> _Task requirements_: Print the part of the polio article that opens with the words containing "Ethical Medical Practices" and closes with "in Beacon, NY.", copying it word for word.

Ethical Medical Practices of the Past?


Dr. L.M. Sims and nurses Mrs. Callahan and Mrs. McCormick in a hospital ward with victims of the infantile paralysis epidemic of 1916 in Beacon, NY.

Medical Practice is just that - medical "practice." Physicians attend college to learn new techniques and procedures, but when its all said and done, they are still just practicing medicine. Sometimes they get it right and sometimes they fail, but with new technology coming out all the time, there is hope for the future.

Since the 20th century, throughout industrialized countries, polio has been feared because of the massive number of cases of children being paralyzed as a result. For this reason, vaccines were introduced in the 1950s and 1960s which helped bring polio under control in these countries, and for the most part, reduced its occurrence to almost zero.

> _Source information_:
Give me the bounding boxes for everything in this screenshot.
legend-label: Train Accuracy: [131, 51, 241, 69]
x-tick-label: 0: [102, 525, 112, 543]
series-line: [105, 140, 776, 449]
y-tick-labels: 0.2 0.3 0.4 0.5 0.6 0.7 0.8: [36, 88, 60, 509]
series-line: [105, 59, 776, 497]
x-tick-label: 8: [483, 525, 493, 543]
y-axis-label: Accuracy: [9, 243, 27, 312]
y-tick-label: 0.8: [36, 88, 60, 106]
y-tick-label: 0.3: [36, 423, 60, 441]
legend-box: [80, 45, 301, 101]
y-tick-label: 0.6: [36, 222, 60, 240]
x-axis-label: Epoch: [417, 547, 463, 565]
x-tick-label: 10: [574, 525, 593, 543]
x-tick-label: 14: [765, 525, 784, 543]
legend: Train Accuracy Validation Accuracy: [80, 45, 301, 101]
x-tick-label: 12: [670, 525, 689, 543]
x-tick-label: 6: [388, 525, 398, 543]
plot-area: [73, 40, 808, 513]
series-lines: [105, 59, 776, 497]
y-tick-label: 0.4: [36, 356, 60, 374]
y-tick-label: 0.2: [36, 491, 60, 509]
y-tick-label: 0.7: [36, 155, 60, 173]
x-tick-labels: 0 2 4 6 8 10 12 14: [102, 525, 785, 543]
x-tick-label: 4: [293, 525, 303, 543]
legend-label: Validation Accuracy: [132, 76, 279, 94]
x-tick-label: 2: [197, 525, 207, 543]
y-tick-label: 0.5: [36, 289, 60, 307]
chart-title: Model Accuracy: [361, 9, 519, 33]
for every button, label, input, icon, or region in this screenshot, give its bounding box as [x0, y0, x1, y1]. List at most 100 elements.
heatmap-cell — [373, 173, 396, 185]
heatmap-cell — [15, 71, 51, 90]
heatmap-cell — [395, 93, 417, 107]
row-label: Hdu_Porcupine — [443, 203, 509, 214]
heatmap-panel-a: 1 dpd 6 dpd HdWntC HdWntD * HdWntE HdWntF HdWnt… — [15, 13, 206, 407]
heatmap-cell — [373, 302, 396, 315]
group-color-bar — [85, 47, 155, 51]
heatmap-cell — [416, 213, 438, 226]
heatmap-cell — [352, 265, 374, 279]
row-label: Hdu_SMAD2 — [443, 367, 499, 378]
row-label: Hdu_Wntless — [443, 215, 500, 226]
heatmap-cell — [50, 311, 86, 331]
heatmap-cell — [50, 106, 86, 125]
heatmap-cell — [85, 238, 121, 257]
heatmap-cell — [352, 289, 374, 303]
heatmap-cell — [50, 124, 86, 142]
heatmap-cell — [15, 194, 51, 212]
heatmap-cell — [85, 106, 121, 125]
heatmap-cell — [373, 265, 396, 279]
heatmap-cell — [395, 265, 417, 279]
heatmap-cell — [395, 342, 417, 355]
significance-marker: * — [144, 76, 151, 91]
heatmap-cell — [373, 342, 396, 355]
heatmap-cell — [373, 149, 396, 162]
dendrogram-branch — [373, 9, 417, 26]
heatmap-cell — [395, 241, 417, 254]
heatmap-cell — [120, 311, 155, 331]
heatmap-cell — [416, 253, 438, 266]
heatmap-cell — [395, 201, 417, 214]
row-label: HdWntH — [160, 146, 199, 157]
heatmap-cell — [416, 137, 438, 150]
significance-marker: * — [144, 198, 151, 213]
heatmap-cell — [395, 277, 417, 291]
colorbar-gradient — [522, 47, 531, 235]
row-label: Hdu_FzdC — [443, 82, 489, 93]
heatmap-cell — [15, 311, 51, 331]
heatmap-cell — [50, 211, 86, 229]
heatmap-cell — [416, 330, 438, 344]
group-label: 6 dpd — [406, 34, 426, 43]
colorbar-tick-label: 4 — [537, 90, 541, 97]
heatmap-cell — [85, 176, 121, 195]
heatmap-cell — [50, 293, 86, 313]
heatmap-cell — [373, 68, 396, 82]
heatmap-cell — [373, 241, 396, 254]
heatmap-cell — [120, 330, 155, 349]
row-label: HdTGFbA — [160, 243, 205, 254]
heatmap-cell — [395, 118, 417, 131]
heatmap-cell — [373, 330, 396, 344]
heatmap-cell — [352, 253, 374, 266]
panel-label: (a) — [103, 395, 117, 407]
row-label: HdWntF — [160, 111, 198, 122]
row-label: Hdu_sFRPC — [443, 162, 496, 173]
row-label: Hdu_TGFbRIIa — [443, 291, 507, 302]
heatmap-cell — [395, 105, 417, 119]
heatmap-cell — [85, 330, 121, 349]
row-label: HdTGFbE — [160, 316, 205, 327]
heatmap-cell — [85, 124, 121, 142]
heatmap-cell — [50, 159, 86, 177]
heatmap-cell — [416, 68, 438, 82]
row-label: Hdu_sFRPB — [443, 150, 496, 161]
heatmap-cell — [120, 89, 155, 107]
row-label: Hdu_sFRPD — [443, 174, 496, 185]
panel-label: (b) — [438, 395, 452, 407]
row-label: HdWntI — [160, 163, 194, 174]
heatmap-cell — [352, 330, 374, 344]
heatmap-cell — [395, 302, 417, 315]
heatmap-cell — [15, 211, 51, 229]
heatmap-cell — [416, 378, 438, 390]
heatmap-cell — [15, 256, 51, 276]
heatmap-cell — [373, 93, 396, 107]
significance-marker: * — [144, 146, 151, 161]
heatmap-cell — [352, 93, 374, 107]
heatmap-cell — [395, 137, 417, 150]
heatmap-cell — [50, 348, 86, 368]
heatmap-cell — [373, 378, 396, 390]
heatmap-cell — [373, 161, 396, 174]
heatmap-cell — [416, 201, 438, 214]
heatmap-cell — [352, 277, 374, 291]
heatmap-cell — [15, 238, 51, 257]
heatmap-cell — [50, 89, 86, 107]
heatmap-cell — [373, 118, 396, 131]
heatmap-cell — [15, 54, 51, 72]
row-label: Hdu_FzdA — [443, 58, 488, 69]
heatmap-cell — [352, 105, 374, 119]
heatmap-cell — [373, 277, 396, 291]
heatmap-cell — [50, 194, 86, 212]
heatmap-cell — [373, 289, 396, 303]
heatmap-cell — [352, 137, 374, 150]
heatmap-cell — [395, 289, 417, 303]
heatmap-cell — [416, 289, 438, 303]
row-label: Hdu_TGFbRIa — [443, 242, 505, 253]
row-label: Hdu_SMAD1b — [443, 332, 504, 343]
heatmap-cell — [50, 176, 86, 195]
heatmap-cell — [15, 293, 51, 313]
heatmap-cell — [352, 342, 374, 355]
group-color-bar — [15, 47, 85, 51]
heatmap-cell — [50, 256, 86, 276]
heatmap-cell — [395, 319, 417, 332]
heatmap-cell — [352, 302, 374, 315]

> _Your response_:
Ethical Medical Practices of the Past?


Dr. L.M. Sims and nurses Mrs. Callahan and Mrs. McCormick in a hospital ward with victims of the infantile paralysis epidemic of 1916 in Beacon, NY.